BEGIN TEXT PROVIDED
Reputation: 117
I had my files conveted to Swift3, one dictionary was like
var Detail: [String:[String:AnyObject]] = [
"0":["0":["number":0,"imageName":"40"]],
"1":["0":["number":1,"imageName":"3setting"],"1":["number":1,"imageName":"3private"],"2":["number":1,"imageName":"3currency"]],
"2":["0":["number":1,"imageName":"3favourite"],"1":["number":1,"imageName":"3favourite"]],
"3":["0":["number":1],"1":["number":1]],
]
I works perfectly in the past, but today it reminded
Contextual type 'AnyObject' cannot be used with dictionary literal
But why it doesn't work now? Why this happeded and how to solve it?
Upvotes: 0
Views: 84
Reputation: 536047
Write [String:Any]
instead of [String:AnyObject]
and you'll be fine.
As for "what happened": automatic bridging went away (e.g. between Int and NSNumber, or String and NSString). So a literal dictionary like ["imageName":"3setting"]
is inferred as a [String:String]
, and cannot be assigned where a [String:AnyObject]
is expected — because a String is not an AnyObject. But a String is certainly an Any, because everything is an Any.
You could alternatively work around this by writing ["number":1 as NSNumber, "imageName":"3setting" as NSString]
(because an NSNumber or an NSString is an AnyObject), but there seems little point in doing that here. In the general case, a dictionary is an [AnyHashable:Any]
now, and you should use that as the catch-all type; AnyObject is basically going away, slowly but surely.
END TEXT PROVIDED
Write out the Swift 3 dictionary text word for word, everything from "Reputation: 117" down to "to solve it?". The material is not needed for this exercise.
BEGIN EXTRACTED MATERIAL
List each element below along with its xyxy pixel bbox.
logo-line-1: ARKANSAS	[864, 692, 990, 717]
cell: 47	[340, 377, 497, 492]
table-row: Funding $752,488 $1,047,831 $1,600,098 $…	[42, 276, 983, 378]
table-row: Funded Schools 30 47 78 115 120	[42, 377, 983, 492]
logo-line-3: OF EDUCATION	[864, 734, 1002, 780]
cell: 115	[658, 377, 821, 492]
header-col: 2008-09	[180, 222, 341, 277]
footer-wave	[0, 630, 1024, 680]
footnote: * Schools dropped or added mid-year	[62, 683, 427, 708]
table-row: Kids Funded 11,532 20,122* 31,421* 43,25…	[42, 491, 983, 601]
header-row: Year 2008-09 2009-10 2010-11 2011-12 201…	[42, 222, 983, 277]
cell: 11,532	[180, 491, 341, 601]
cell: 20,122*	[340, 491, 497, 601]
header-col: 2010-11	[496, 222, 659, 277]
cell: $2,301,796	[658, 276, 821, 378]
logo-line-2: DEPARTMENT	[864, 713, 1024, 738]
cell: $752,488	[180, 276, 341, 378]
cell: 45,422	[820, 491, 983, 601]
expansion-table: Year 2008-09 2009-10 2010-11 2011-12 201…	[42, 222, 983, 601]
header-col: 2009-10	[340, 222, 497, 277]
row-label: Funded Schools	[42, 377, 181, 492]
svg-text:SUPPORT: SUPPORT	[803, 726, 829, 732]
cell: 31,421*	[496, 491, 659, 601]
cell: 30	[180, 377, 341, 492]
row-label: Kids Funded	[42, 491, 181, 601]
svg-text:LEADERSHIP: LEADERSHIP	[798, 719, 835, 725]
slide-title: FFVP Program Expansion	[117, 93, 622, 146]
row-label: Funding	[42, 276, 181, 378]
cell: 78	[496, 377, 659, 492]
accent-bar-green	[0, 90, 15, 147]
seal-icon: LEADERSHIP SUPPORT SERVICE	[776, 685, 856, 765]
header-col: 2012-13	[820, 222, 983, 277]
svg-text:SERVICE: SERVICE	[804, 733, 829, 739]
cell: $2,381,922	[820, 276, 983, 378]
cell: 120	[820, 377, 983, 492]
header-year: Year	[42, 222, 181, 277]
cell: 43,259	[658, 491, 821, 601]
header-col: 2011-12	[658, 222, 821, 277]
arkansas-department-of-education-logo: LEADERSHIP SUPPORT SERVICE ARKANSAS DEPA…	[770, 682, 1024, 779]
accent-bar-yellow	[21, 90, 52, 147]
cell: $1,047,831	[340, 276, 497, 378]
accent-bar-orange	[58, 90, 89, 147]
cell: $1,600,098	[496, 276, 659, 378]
END EXTRACTED MATERIAL
- **THE ANSWER**:
Reputation: 117
I had my files conveted to Swift3, one dictionary was like
var Detail: [String:[String:AnyObject]] = [
"0":["0":["number":0,"imageName":"40"]],
"1":["0":["number":1,"imageName":"3setting"],"1":["number":1,"imageName":"3private"],"2":["number":1,"imageName":"3currency"]],
"2":["0":["number":1,"imageName":"3favourite"],"1":["number":1,"imageName":"3favourite"]],
"3":["0":["number":1],"1":["number":1]],
]
I works perfectly in the past, but today it reminded
Contextual type 'AnyObject' cannot be used with dictionary literal
But why it doesn't work now? Why this happeded and how to solve it?